Set problem
Copy each line of the entries below verbatim, leaving out the pictures.

Rows
....

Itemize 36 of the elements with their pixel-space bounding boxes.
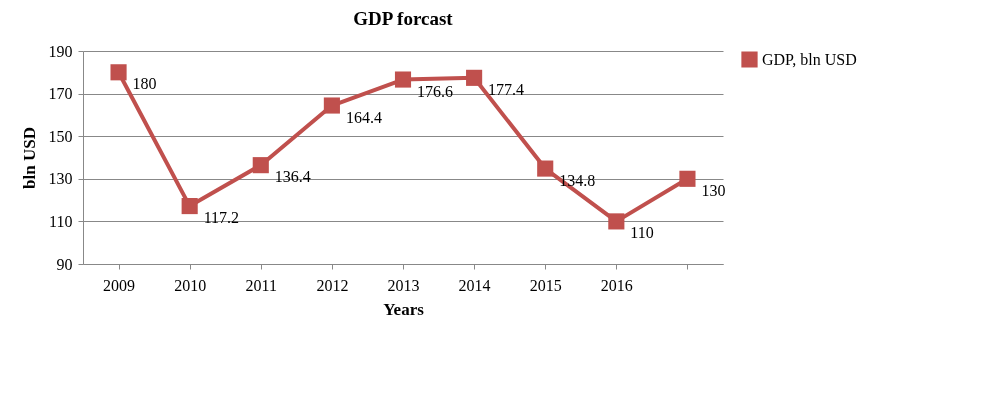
chart-title: GDP forcast [353, 8, 454, 29]
x-tick-label: 2014 [458, 276, 491, 294]
x-tick-label: 2013 [387, 276, 420, 294]
data-label: 176.6 [417, 82, 453, 100]
x-tick-label: 2010 [174, 276, 207, 294]
point [537, 160, 554, 177]
point [323, 97, 340, 114]
data-label: 180 [132, 75, 157, 93]
x-tick-label: 2012 [316, 276, 349, 294]
y-tick-label: 190 [48, 42, 73, 60]
point [679, 170, 696, 187]
data-label: 136.4 [274, 168, 311, 186]
x-tick-label: 2009 [103, 276, 136, 294]
point [608, 213, 625, 230]
y-axis-title: bln USD [19, 127, 39, 189]
y-tick-label: 90 [56, 255, 73, 273]
data-label: 130 [701, 181, 726, 199]
point [252, 157, 269, 174]
legend-label: GDP, bln USD [762, 50, 857, 68]
data-label: 164.4 [345, 108, 382, 126]
data-label: 110 [630, 224, 654, 242]
y-tick-label: 110 [49, 212, 73, 230]
x-axis-title: Years [383, 299, 425, 319]
point [110, 64, 127, 81]
y-tick-label: 170 [48, 85, 73, 103]
y-tick-label: 130 [48, 170, 73, 188]
point [466, 69, 483, 86]
data-label: 117.2 [203, 209, 240, 227]
data-label: 177.4 [488, 80, 525, 98]
data-label: 134.8 [559, 171, 596, 189]
point [181, 198, 198, 215]
x-tick-label: 2011 [245, 276, 277, 294]
x-tick-label: 2015 [529, 276, 562, 294]
x-tick-label: 2016 [600, 276, 633, 294]
point [394, 71, 412, 88]
y-tick-label: 150 [48, 127, 73, 145]
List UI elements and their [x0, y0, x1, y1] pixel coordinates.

....

Solved exercise
Itemize 36 of the elements with their pixel-space bounding boxes.
chart-title: GDP forcast [353, 8, 454, 29]
x-tick-label: 2014 [458, 276, 491, 294]
x-tick-label: 2013 [387, 276, 420, 294]
data-label: 176.6 [417, 82, 453, 100]
x-tick-label: 2010 [174, 276, 207, 294]
point [537, 160, 554, 177]
point [323, 97, 340, 114]
data-label: 180 [132, 75, 157, 93]
x-tick-label: 2012 [316, 276, 349, 294]
y-tick-label: 190 [48, 42, 73, 60]
point [679, 170, 696, 187]
data-label: 136.4 [274, 168, 311, 186]
x-tick-label: 2009 [103, 276, 136, 294]
point [608, 213, 625, 230]
y-axis-title: bln USD [19, 127, 39, 189]
y-tick-label: 90 [56, 255, 73, 273]
data-label: 130 [701, 181, 726, 199]
point [252, 157, 269, 174]
legend-label: GDP, bln USD [762, 50, 857, 68]
data-label: 164.4 [345, 108, 382, 126]
data-label: 110 [630, 224, 654, 242]
y-tick-label: 110 [49, 212, 73, 230]
x-axis-title: Years [383, 299, 425, 319]
point [110, 64, 127, 81]
y-tick-label: 170 [48, 85, 73, 103]
y-tick-label: 130 [48, 170, 73, 188]
point [466, 69, 483, 86]
data-label: 117.2 [203, 209, 240, 227]
data-label: 177.4 [488, 80, 525, 98]
data-label: 134.8 [559, 171, 596, 189]
point [181, 198, 198, 215]
x-tick-label: 2011 [245, 276, 277, 294]
x-tick-label: 2015 [529, 276, 562, 294]
x-tick-label: 2016 [600, 276, 633, 294]
point [394, 71, 412, 88]
y-tick-label: 150 [48, 127, 73, 145]
List UI elements and their [x0, y0, x1, y1] pixel coordinates.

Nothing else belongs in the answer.